Content starts
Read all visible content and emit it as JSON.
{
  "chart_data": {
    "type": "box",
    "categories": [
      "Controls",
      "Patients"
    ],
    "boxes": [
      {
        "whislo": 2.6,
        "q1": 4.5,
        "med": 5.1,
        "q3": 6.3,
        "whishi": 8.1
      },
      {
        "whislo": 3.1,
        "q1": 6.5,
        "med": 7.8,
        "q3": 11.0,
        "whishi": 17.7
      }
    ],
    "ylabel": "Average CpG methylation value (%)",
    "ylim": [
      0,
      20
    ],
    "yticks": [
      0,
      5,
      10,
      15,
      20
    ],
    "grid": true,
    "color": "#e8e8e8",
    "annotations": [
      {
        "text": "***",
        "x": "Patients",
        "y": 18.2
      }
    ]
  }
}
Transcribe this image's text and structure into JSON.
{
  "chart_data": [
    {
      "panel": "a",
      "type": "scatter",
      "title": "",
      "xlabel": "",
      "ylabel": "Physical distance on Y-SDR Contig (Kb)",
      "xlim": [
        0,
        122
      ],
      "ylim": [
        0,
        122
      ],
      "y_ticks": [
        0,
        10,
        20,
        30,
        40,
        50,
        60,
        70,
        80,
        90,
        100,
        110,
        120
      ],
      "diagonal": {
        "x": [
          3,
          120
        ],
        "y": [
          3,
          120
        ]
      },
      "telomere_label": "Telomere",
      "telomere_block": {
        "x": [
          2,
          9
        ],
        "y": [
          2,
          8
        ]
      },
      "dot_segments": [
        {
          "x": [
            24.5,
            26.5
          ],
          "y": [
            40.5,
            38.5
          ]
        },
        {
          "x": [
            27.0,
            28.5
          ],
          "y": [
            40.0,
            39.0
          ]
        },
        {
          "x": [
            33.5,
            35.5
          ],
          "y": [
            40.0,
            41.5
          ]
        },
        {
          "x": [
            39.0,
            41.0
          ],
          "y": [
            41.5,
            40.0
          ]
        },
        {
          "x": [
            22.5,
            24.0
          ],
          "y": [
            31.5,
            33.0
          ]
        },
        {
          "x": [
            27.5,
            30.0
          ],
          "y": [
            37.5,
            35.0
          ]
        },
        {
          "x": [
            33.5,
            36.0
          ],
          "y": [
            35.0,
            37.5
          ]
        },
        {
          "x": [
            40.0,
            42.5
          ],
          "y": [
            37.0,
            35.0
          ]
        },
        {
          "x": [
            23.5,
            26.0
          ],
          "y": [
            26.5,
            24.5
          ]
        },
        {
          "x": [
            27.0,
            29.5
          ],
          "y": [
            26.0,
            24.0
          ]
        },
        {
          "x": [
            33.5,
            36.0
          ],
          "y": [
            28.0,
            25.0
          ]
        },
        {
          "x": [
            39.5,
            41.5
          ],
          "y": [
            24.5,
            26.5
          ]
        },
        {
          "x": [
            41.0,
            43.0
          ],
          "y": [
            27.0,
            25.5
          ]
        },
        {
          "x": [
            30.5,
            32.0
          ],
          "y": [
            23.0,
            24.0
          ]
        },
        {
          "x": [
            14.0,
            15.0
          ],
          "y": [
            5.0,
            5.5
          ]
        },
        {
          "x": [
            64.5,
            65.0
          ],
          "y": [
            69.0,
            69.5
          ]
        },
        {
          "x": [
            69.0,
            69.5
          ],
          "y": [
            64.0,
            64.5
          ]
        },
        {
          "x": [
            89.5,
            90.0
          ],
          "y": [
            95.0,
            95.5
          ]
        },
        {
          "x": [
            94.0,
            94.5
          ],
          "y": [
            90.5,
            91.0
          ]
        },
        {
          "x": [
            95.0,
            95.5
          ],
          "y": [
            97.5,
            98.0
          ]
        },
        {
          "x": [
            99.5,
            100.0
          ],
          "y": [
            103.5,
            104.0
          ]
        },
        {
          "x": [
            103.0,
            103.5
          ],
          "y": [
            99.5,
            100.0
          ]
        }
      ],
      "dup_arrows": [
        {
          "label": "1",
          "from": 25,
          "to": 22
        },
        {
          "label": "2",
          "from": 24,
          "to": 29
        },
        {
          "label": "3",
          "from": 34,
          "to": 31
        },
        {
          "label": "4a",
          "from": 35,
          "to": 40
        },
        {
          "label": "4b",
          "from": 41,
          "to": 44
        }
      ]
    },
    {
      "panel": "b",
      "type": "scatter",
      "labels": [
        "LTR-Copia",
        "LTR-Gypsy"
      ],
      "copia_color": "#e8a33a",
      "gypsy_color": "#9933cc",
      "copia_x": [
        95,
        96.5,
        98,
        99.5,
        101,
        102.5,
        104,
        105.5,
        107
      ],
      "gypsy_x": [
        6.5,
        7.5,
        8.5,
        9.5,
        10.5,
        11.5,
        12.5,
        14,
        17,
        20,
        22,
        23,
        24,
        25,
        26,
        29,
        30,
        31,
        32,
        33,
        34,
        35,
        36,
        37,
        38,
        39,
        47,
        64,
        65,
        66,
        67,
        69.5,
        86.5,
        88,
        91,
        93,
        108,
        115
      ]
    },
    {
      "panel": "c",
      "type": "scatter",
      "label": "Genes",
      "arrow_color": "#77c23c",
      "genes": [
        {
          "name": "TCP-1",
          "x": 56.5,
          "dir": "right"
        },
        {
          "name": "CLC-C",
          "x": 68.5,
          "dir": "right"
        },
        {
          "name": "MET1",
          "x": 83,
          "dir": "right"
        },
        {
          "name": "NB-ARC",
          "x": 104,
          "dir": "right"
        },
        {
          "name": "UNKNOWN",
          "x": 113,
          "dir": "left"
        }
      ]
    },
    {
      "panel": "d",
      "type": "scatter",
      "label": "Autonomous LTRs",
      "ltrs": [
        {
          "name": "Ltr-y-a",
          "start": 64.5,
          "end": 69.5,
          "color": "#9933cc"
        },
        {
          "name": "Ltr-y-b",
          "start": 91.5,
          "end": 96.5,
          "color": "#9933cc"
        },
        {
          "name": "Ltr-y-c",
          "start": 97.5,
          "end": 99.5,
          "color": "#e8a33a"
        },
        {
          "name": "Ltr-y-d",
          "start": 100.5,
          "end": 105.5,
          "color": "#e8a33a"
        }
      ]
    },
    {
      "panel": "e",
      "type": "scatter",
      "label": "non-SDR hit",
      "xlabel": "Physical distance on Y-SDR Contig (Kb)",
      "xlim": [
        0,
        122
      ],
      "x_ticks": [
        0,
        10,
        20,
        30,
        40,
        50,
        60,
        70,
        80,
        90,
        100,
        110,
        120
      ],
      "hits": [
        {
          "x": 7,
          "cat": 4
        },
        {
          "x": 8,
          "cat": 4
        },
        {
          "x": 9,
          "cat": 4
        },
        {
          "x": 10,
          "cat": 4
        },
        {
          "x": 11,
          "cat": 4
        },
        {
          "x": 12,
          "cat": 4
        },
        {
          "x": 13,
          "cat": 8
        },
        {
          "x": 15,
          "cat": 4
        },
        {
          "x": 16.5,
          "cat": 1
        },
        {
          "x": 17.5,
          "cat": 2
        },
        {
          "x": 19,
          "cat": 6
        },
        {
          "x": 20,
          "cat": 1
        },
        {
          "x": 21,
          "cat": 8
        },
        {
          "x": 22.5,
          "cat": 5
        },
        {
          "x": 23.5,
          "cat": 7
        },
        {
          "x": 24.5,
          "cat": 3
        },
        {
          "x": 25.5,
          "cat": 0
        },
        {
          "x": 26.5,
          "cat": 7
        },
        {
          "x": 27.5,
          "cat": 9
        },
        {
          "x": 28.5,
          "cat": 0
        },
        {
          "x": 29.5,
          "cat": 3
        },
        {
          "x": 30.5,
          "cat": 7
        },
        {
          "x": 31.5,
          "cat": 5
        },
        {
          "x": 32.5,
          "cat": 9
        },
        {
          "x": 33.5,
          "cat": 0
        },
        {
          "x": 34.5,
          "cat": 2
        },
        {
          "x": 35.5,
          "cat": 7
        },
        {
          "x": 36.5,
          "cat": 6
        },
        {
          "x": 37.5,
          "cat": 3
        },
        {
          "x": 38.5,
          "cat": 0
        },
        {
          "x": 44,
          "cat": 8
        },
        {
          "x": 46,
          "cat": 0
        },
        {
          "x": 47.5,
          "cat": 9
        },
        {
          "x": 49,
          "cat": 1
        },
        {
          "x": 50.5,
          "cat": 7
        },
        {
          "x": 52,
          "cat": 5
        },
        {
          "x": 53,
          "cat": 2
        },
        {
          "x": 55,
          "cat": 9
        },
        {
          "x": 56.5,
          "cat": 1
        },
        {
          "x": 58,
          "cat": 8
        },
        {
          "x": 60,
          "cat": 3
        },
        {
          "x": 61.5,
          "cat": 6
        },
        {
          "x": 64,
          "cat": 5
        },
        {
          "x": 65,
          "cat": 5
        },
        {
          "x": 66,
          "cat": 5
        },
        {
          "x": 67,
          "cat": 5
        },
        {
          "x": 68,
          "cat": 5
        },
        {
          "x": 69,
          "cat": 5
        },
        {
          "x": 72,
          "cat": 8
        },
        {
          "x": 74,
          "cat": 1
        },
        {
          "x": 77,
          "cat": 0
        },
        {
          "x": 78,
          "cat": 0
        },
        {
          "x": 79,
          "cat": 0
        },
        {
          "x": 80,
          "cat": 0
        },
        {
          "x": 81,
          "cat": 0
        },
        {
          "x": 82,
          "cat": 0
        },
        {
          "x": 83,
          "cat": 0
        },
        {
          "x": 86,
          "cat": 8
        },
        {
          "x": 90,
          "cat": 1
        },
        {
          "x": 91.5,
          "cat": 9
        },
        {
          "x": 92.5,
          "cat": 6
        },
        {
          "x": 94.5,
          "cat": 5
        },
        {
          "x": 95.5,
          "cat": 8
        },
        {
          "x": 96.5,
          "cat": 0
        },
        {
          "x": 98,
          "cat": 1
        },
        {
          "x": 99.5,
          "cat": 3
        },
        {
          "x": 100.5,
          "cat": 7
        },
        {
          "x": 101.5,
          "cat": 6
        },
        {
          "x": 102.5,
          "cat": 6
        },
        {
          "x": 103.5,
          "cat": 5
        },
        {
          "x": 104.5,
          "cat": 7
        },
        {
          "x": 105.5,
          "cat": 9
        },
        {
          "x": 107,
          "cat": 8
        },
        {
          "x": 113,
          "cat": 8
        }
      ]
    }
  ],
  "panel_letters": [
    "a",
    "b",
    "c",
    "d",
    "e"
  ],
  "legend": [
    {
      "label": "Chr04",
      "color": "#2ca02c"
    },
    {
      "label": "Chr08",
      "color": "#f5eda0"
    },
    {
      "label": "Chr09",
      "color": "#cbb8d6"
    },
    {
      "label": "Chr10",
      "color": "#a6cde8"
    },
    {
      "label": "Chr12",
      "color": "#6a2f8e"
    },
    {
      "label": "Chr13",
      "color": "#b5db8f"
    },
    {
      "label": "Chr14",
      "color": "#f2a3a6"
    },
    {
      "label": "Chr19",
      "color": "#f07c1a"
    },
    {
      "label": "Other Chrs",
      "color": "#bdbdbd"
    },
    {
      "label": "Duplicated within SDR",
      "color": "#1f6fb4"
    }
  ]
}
Content ends
TASK ITEM:
Every line of the entries above that includes "xlabel" should be copied.

EXERCISE SOLUTION:
      "xlabel": "",
      "xlabel": "Physical distance on Y-SDR Contig (Kb)",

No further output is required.